Y por ser una lucha simbólica, es
también una lucha epifánica, una lucha sin vencidos que nos regala, así sólo
sea durante el relámpago del gozo: la clara sensación de ser otros, animales
felices despojados del yugo del tiempo y de la muerte.
Marco Tulio Aguilera Garramuño, nos
entrega en esta novela, en la que al igual que en muchas de las que ha escrito,
una historia que tiene por motor el erotismo y por protagonista a un personaje
obsedido, más que por el sexo, por la plenitud que el sexo le brinda. Como en
muchas de sus otras novelas, Marco Tulio opta no por desarrollar una trama y sí
por una serie de episodios, lances, con y sin ventura, en los que su quijotesco
personaje, “lanza en ristre”, enfrenta, no molinos de viento, no tablados de
ningún maese Pedro ni tampoco leones o caballeros enemigos y sí distintos
lances en los que sus habilidades como amante son puestas a prueba. Cuando
empecé a leer La honesta lujuria, y a familiarizarme con su personaje, quien, al
igual que su autor ostenta un kilométrico y sonoro nombre: Amado de los Santos
Dionisio Luna, me vinieron a la cabeza unos versos de Giorgio Baffo que, a mi
entender, lo describen de cuerpo y alma (los pongo aquí a su consideración)
Todo lo que veo, huelo, gusto y siento,
todo me parece coño; miro al cielo,
allí contemplo lo que luce hermoso,
y un coño se me torna el firmamento.

Material listado —
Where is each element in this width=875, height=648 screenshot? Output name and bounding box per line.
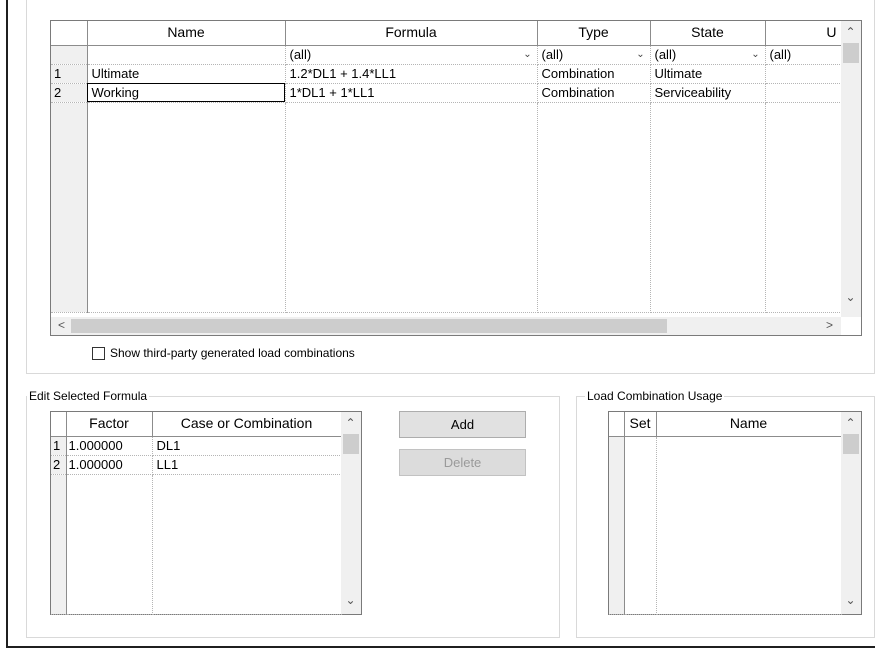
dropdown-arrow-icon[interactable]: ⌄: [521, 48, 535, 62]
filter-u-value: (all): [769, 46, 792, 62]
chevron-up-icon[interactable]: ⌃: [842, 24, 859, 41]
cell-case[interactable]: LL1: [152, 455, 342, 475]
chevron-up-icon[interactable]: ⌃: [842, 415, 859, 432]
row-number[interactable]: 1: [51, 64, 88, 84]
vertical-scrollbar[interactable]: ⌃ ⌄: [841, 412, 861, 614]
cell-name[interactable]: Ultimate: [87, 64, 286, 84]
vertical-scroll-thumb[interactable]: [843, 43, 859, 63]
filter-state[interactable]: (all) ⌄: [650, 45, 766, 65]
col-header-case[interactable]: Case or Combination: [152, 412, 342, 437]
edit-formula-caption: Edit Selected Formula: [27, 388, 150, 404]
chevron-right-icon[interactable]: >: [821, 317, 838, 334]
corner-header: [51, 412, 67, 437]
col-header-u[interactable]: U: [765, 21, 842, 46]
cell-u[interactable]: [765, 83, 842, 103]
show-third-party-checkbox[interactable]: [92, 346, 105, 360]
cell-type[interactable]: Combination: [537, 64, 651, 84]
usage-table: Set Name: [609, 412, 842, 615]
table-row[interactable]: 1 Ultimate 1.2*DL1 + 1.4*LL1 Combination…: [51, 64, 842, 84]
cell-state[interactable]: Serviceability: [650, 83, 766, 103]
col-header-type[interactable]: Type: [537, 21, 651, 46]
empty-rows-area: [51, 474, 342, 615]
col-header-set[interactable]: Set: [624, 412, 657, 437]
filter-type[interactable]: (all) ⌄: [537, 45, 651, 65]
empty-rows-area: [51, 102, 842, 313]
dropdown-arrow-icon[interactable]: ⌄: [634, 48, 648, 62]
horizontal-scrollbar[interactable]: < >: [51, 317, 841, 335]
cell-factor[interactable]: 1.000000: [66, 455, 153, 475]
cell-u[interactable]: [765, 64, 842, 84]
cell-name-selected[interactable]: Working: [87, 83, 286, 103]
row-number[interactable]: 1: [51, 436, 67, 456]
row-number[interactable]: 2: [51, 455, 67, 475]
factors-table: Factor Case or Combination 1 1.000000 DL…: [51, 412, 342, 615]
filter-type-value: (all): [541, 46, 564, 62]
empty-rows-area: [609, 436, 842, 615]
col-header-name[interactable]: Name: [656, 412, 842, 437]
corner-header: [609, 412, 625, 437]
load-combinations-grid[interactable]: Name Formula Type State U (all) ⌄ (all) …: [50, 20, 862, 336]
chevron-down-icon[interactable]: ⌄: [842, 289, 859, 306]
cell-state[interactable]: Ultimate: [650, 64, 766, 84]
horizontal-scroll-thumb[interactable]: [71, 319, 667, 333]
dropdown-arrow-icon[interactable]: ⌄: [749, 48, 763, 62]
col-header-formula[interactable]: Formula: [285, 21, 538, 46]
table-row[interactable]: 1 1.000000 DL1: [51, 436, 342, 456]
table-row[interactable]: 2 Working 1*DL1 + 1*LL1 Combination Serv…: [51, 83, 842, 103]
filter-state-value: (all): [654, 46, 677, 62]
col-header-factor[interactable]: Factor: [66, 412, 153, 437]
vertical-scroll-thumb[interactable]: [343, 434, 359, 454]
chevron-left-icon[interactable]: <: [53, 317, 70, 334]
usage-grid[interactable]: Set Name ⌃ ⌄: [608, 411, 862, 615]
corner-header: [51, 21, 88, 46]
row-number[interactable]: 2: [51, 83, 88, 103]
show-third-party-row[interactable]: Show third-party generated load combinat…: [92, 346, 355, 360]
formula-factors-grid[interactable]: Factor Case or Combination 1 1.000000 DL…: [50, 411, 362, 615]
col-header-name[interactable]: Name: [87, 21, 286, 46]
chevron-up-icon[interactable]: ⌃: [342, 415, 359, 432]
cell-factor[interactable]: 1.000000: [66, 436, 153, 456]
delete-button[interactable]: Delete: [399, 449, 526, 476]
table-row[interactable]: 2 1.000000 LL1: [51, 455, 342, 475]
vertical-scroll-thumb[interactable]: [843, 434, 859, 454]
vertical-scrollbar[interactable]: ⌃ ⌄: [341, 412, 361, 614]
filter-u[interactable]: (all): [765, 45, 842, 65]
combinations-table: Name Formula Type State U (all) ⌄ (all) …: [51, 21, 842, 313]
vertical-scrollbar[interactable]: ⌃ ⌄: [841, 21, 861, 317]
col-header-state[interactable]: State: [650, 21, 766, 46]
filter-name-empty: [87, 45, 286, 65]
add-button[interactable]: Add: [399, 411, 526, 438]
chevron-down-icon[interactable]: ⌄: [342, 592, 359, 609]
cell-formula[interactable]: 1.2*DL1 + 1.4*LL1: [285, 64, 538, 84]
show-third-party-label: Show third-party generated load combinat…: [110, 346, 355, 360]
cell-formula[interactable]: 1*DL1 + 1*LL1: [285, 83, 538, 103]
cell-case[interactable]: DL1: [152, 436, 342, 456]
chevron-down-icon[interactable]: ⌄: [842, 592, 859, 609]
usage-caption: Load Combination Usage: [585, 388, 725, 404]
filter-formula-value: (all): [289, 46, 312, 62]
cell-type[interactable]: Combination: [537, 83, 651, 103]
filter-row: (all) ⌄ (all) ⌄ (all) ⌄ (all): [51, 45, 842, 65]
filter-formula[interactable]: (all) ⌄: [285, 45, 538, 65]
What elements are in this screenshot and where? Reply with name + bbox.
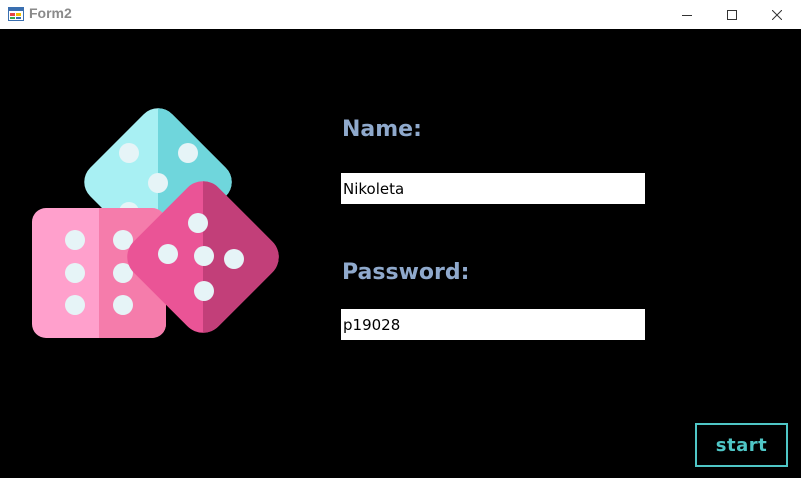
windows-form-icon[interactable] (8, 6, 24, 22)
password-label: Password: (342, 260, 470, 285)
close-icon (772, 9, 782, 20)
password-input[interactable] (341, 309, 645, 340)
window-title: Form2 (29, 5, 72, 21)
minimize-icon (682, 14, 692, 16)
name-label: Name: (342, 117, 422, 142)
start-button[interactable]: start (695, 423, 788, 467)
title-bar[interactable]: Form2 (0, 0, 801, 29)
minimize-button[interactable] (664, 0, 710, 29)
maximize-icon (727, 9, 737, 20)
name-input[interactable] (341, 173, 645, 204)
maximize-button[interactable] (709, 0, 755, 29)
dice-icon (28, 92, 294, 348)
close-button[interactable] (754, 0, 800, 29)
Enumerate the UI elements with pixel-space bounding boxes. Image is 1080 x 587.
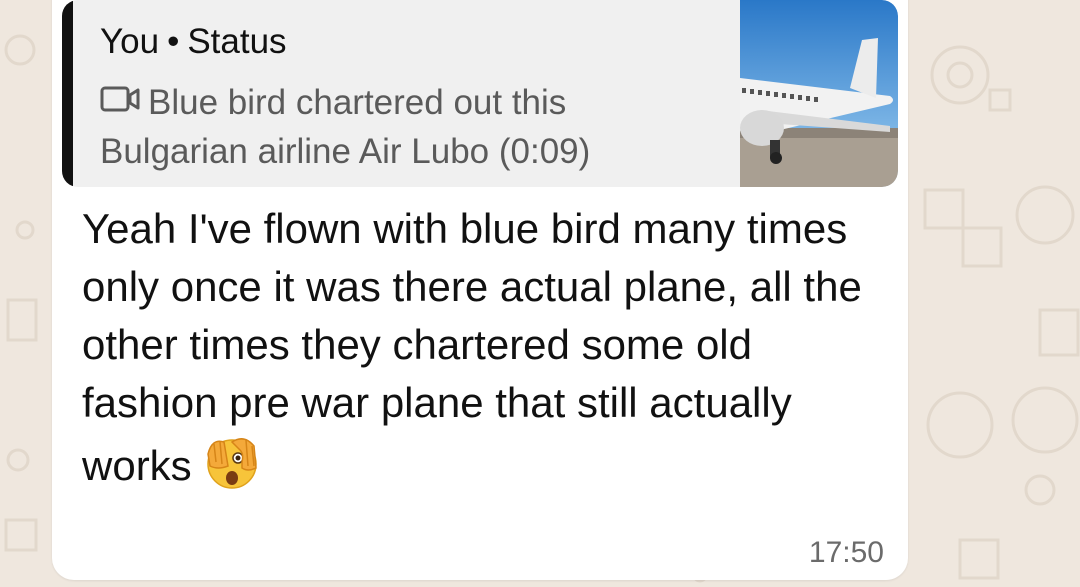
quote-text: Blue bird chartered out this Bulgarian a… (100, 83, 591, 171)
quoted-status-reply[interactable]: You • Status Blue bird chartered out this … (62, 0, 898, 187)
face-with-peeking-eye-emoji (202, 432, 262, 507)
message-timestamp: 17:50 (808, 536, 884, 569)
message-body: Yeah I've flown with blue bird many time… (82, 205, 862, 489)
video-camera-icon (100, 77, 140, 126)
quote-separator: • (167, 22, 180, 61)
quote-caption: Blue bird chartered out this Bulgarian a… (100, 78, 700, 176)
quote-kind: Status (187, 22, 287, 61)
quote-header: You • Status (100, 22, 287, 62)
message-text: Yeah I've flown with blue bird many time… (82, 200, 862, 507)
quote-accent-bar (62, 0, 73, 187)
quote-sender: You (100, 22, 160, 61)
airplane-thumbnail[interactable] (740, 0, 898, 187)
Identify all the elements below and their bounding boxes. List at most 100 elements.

Indicación — Transcribe completo, sin ningún cambio, el texto sobre la novela La honesta lujuria. El material es aparte y no tiene relación con el texto.

Respuesta —
Y por ser una lucha simbólica, es
también una lucha epifánica, una lucha sin vencidos que nos regala, así sólo
sea durante el relámpago del gozo: la clara sensación de ser otros, animales
felices despojados del yugo del tiempo y de la muerte.
Marco Tulio Aguilera Garramuño, nos
entrega en esta novela, en la que al igual que en muchas de las que ha escrito,
una historia que tiene por motor el erotismo y por protagonista a un personaje
obsedido, más que por el sexo, por la plenitud que el sexo le brinda. Como en
muchas de sus otras novelas, Marco Tulio opta no por desarrollar una trama y sí
por una serie de episodios, lances, con y sin ventura, en los que su quijotesco
personaje, “lanza en ristre”, enfrenta, no molinos de viento, no tablados de
ningún maese Pedro ni tampoco leones o caballeros enemigos y sí distintos
lances en los que sus habilidades como amante son puestas a prueba. Cuando
empecé a leer La honesta lujuria, y a familiarizarme con su personaje, quien, al
igual que su autor ostenta un kilométrico y sonoro nombre: Amado de los Santos
Dionisio Luna, me vinieron a la cabeza unos versos de Giorgio Baffo que, a mi
entender, lo describen de cuerpo y alma (los pongo aquí a su consideración)
Todo lo que veo, huelo, gusto y siento,
todo me parece coño; miro al cielo,
allí contemplo lo que luce hermoso,
y un coño se me torna el firmamento.